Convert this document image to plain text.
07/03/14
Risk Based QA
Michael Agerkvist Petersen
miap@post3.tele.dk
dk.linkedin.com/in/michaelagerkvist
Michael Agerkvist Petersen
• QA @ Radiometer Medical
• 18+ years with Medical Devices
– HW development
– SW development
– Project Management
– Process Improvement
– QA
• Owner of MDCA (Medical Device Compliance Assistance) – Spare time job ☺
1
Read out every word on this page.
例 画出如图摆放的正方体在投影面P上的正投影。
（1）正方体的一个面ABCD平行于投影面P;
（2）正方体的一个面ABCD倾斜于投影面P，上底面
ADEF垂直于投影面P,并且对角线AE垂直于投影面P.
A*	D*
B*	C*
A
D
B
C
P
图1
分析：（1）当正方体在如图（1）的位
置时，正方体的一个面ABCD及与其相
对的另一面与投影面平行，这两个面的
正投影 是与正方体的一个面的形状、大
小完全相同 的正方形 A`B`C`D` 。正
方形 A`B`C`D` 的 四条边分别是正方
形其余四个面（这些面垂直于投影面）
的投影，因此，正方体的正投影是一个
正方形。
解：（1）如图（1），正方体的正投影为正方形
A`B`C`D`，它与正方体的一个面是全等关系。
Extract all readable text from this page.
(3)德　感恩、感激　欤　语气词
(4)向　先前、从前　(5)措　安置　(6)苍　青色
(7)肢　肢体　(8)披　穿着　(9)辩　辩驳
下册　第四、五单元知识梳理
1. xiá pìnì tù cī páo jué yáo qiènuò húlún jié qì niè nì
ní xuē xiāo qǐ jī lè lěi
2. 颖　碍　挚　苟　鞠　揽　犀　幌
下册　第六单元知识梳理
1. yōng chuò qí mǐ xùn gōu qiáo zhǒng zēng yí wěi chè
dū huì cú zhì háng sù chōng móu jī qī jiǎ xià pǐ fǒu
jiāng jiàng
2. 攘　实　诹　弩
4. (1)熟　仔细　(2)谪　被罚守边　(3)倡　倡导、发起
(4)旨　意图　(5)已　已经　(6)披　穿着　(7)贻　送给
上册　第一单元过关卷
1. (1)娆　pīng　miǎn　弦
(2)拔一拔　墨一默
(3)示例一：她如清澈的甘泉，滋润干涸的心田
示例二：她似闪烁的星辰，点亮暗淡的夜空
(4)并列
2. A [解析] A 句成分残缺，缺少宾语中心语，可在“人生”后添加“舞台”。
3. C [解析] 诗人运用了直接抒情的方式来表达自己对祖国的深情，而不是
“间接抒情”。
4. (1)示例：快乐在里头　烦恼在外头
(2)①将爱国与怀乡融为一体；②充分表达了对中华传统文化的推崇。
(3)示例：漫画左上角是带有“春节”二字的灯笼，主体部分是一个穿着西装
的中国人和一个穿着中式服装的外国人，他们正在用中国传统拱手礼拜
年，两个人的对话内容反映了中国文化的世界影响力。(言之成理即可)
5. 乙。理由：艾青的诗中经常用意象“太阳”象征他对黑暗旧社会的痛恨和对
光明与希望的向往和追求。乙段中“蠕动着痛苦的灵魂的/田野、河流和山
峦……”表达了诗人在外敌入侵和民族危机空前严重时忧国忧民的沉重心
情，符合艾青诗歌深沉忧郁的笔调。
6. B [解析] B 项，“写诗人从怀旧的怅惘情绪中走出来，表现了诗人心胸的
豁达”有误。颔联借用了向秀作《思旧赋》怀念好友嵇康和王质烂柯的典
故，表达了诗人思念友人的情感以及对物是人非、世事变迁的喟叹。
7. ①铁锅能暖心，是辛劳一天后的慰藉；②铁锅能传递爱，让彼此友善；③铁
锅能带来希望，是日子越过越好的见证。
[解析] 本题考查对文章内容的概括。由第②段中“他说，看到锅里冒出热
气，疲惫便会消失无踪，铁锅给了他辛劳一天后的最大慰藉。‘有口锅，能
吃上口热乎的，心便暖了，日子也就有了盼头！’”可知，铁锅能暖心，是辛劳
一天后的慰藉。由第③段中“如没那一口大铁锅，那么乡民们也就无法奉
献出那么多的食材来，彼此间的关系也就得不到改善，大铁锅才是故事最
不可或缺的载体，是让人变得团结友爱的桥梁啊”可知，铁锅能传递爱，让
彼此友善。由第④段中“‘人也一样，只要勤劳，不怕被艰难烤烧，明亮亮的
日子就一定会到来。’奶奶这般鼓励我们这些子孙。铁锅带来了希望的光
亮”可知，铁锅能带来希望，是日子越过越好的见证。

=-=-=-=-=

### Directions
Repeat only the stretch of lines that begins at the line containing "Extract all readable text from this page." and ends at the last line above, both included.

### Exercise solution
Extract all readable text from this page.
(3)德　感恩、感激　欤　语气词
(4)向　先前、从前　(5)措　安置　(6)苍　青色
(7)肢　肢体　(8)披　穿着　(9)辩　辩驳
下册　第四、五单元知识梳理
1. xiá pìnì tù cī páo jué yáo qiènuò húlún jié qì niè nì
ní xuē xiāo qǐ jī lè lěi
2. 颖　碍　挚　苟　鞠　揽　犀　幌
下册　第六单元知识梳理
1. yōng chuò qí mǐ xùn gōu qiáo zhǒng zēng yí wěi chè
dū huì cú zhì háng sù chōng móu jī qī jiǎ xià pǐ fǒu
jiāng jiàng
2. 攘　实　诹　弩
4. (1)熟　仔细　(2)谪　被罚守边　(3)倡　倡导、发起
(4)旨　意图　(5)已　已经　(6)披　穿着　(7)贻　送给
上册　第一单元过关卷
1. (1)娆　pīng　miǎn　弦
(2)拔一拔　墨一默
(3)示例一：她如清澈的甘泉，滋润干涸的心田
示例二：她似闪烁的星辰，点亮暗淡的夜空
(4)并列
2. A [解析] A 句成分残缺，缺少宾语中心语，可在“人生”后添加“舞台”。
3. C [解析] 诗人运用了直接抒情的方式来表达自己对祖国的深情，而不是
“间接抒情”。
4. (1)示例：快乐在里头　烦恼在外头
(2)①将爱国与怀乡融为一体；②充分表达了对中华传统文化的推崇。
(3)示例：漫画左上角是带有“春节”二字的灯笼，主体部分是一个穿着西装
的中国人和一个穿着中式服装的外国人，他们正在用中国传统拱手礼拜
年，两个人的对话内容反映了中国文化的世界影响力。(言之成理即可)
5. 乙。理由：艾青的诗中经常用意象“太阳”象征他对黑暗旧社会的痛恨和对
光明与希望的向往和追求。乙段中“蠕动着痛苦的灵魂的/田野、河流和山
峦……”表达了诗人在外敌入侵和民族危机空前严重时忧国忧民的沉重心
情，符合艾青诗歌深沉忧郁的笔调。
6. B [解析] B 项，“写诗人从怀旧的怅惘情绪中走出来，表现了诗人心胸的
豁达”有误。颔联借用了向秀作《思旧赋》怀念好友嵇康和王质烂柯的典
故，表达了诗人思念友人的情感以及对物是人非、世事变迁的喟叹。
7. ①铁锅能暖心，是辛劳一天后的慰藉；②铁锅能传递爱，让彼此友善；③铁
锅能带来希望，是日子越过越好的见证。
[解析] 本题考查对文章内容的概括。由第②段中“他说，看到锅里冒出热
气，疲惫便会消失无踪，铁锅给了他辛劳一天后的最大慰藉。‘有口锅，能
吃上口热乎的，心便暖了，日子也就有了盼头！’”可知，铁锅能暖心，是辛劳
一天后的慰藉。由第③段中“如没那一口大铁锅，那么乡民们也就无法奉
献出那么多的食材来，彼此间的关系也就得不到改善，大铁锅才是故事最
不可或缺的载体，是让人变得团结友爱的桥梁啊”可知，铁锅能传递爱，让
彼此友善。由第④段中“‘人也一样，只要勤劳，不怕被艰难烤烧，明亮亮的
日子就一定会到来。’奶奶这般鼓励我们这些子孙。铁锅带来了希望的光
亮”可知，铁锅能带来希望，是日子越过越好的见证。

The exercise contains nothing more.